- [REQUIREMENTS]: From the listing that follows, extract every line and set it down unaltered.

============

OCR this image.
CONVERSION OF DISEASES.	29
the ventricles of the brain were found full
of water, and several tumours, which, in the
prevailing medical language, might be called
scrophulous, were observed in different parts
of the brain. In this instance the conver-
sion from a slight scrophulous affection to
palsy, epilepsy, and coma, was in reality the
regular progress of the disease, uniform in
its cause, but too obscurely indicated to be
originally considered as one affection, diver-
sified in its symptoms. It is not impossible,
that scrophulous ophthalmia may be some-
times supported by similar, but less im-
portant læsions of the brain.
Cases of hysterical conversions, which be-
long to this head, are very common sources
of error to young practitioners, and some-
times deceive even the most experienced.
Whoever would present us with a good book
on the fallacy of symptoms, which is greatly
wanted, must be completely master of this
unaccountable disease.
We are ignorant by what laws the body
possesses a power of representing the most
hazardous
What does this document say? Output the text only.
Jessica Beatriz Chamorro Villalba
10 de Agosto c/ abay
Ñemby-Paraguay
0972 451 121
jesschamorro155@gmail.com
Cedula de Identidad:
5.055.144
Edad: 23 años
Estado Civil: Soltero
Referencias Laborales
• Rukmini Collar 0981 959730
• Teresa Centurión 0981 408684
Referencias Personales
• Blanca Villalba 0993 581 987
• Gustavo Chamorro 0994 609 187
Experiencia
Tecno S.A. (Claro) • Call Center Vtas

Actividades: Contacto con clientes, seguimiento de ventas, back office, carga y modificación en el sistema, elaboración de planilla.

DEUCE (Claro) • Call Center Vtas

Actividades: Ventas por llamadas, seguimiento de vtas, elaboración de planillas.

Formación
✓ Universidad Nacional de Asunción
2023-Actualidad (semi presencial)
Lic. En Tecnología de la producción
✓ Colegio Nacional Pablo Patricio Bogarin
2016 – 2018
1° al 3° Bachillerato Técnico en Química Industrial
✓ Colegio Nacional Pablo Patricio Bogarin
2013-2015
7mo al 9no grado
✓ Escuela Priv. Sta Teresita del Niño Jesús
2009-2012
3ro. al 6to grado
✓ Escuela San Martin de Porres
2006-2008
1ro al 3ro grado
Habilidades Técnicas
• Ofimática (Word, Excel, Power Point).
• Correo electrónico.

============

- [TASK SOLUTION]:
OCR this image.
CONVERSION OF DISEASES.	29
the ventricles of the brain were found full
of water, and several tumours, which, in the
prevailing medical language, might be called
scrophulous, were observed in different parts
of the brain. In this instance the conver-
sion from a slight scrophulous affection to
palsy, epilepsy, and coma, was in reality the
regular progress of the disease, uniform in
its cause, but too obscurely indicated to be
originally considered as one affection, diver-
sified in its symptoms. It is not impossible,
that scrophulous ophthalmia may be some-
times supported by similar, but less im-
portant læsions of the brain.
Cases of hysterical conversions, which be-
long to this head, are very common sources
of error to young practitioners, and some-
times deceive even the most experienced.
Whoever would present us with a good book
on the fallacy of symptoms, which is greatly
wanted, must be completely master of this
unaccountable disease.
We are ignorant by what laws the body
possesses a power of representing the most
hazardous
What does this document say? Output the text only.
Jessica Beatriz Chamorro Villalba
10 de Agosto c/ abay
Ñemby-Paraguay
0972 451 121
jesschamorro155@gmail.com
Cedula de Identidad:
5.055.144
Edad: 23 años
Estado Civil: Soltero
Referencias Laborales
• Rukmini Collar 0981 959730
• Teresa Centurión 0981 408684
Referencias Personales
• Blanca Villalba 0993 581 987
• Gustavo Chamorro 0994 609 187
Experiencia
Tecno S.A. (Claro) • Call Center Vtas

Actividades: Contacto con clientes, seguimiento de ventas, back office, carga y modificación en el sistema, elaboración de planilla.

DEUCE (Claro) • Call Center Vtas

Actividades: Ventas por llamadas, seguimiento de vtas, elaboración de planillas.

Formación
✓ Universidad Nacional de Asunción
2023-Actualidad (semi presencial)
Lic. En Tecnología de la producción
✓ Colegio Nacional Pablo Patricio Bogarin
2016 – 2018
1° al 3° Bachillerato Técnico en Química Industrial
✓ Colegio Nacional Pablo Patricio Bogarin
2013-2015
7mo al 9no grado
✓ Escuela Priv. Sta Teresita del Niño Jesús
2009-2012
3ro. al 6to grado
✓ Escuela San Martin de Porres
2006-2008
1ro al 3ro grado
Habilidades Técnicas
• Ofimática (Word, Excel, Power Point).
• Correo electrónico.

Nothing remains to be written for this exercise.